[Excerpt to read]
<<<<
Aboriginal and Torres Strait Islander peoples should be aware that the following pages may contain images or names of people who have since passed away.

Bio:
Jock Puautjimi (b.1962)
Country: Rangini,Barra Base
Skin Group: Warnarringa(Sun)
Dance: Tayamini (Wild Dingo)
Jock Puautjimi started working with the Tiwi Design Potters in 1979 and over thirty years later continues to work at Tiwi Design in a range of Media. Primarily trained in ceramics at Bathurst Island by the pottery founders Eddie Puruntatameri and John Bosco Tipiloura, Jock also studied at Nepean Technical School in New South Wales and Darwin Institute of Technology. Jock was taught to carve(tutini) by his Grandfather Gabriel Tungatalum.Jock works in many other media including printmaking, ironwood carving and painting. After concentrating on painted earthenware, sometimes depicting groups of Tiwi and occasional religious imagery, Jock began a new practice in cast glass in 2003, collaborating with glass artist Luna Ryan. In 2007 a national touring exhibition of their work, titled Mamana Mamanta, Gradual Friendship, opened at Craft ACT Canberra. Jock’s work was selected as part of the exhibition New Ceramics from Ernabella, Hermannsburg and the Tiwi Islands, presented at SOFA 2007,an international exposition for Sculpture Objects and Functional Art, held annually in Chicago,USA.Jock’s ceramic work earned a highly commended award in the Shepparton Art Gallery Indigenous Ceramic prize exhibition,2007.Jocj has work in the collections of the Museum and Art Gallery of the Northern Territory, Queensland Art Gallery, Art Gallery of South Australia, National Gallery of Victoria, Powerhouse Museum, Flinders University Art Museum and Shepparton Art Gallery.
>>>>
[Tasks]
A) In the Jock Puautjimi biography, rewrite the passage from "Aboriginal and Torres" up to and including "since passed away.", replacing "passed away" with "died".
B) Extend the Jock Puautjimi biography, picking up after its final sentence.

[Given entries]
<<<<
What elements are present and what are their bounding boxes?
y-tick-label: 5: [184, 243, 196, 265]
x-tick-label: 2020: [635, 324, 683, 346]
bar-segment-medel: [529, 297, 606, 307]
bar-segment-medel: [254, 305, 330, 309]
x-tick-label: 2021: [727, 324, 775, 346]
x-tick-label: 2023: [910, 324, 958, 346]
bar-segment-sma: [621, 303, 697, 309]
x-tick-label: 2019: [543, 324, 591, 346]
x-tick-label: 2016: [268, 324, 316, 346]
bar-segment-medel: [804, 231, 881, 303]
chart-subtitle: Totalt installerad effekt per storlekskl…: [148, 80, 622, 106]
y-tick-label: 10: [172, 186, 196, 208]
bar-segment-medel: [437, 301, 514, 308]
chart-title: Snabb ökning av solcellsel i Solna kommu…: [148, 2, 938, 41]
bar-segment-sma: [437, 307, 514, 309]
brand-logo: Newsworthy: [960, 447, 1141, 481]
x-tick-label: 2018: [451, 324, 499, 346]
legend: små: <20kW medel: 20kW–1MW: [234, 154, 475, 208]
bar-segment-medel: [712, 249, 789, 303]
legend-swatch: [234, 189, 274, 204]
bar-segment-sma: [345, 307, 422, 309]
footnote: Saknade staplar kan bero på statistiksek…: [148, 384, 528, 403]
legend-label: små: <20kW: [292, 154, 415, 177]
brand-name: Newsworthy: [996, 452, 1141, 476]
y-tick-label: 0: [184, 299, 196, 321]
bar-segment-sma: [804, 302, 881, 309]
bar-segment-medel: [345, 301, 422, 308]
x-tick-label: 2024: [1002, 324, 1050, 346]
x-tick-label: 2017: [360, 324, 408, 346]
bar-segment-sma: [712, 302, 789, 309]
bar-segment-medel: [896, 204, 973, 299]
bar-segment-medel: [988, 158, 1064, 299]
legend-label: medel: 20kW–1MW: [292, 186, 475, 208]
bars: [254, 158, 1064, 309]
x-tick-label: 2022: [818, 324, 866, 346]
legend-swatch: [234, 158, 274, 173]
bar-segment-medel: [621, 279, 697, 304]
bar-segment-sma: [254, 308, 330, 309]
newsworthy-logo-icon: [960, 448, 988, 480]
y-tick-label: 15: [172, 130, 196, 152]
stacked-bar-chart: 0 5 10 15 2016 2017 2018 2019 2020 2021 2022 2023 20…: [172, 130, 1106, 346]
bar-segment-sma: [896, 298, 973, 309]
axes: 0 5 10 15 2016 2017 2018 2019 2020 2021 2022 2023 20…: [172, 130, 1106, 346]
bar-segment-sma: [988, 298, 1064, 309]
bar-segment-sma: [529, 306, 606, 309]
>>>>
[Answers to each task]
A)
Aboriginal and Torres Strait Islander peoples should be aware that the following pages may contain images or names of people who have since died.

B)
Statement
“At School I painted this Island, pencil, and I came second – I got a lolly. It really put me in the art. Actually my grandparents were artists too. My grandmother Agnes did bark painting, on tunga,and I did carving with my grandfather Gabriel Tungatalum.Bede is my uncle – my mother Edwina is his sister. My grandfather taught me with an axe, about the shape, and to make it clean, easy to paint on. I was a good painter when I was a little boy. Everyone would see that small pole, we all have different shapes and people could see the pole design and say, ‘This belongs to Gabriel’. It’s like teaching – the design has meaning, like body painting when someone dies. My designs are father’s land – red, white, black, yellow.Red represents the sun and because the yellow turns red after burning it is a bit the same.Mt totem is sun and dance is dingo.”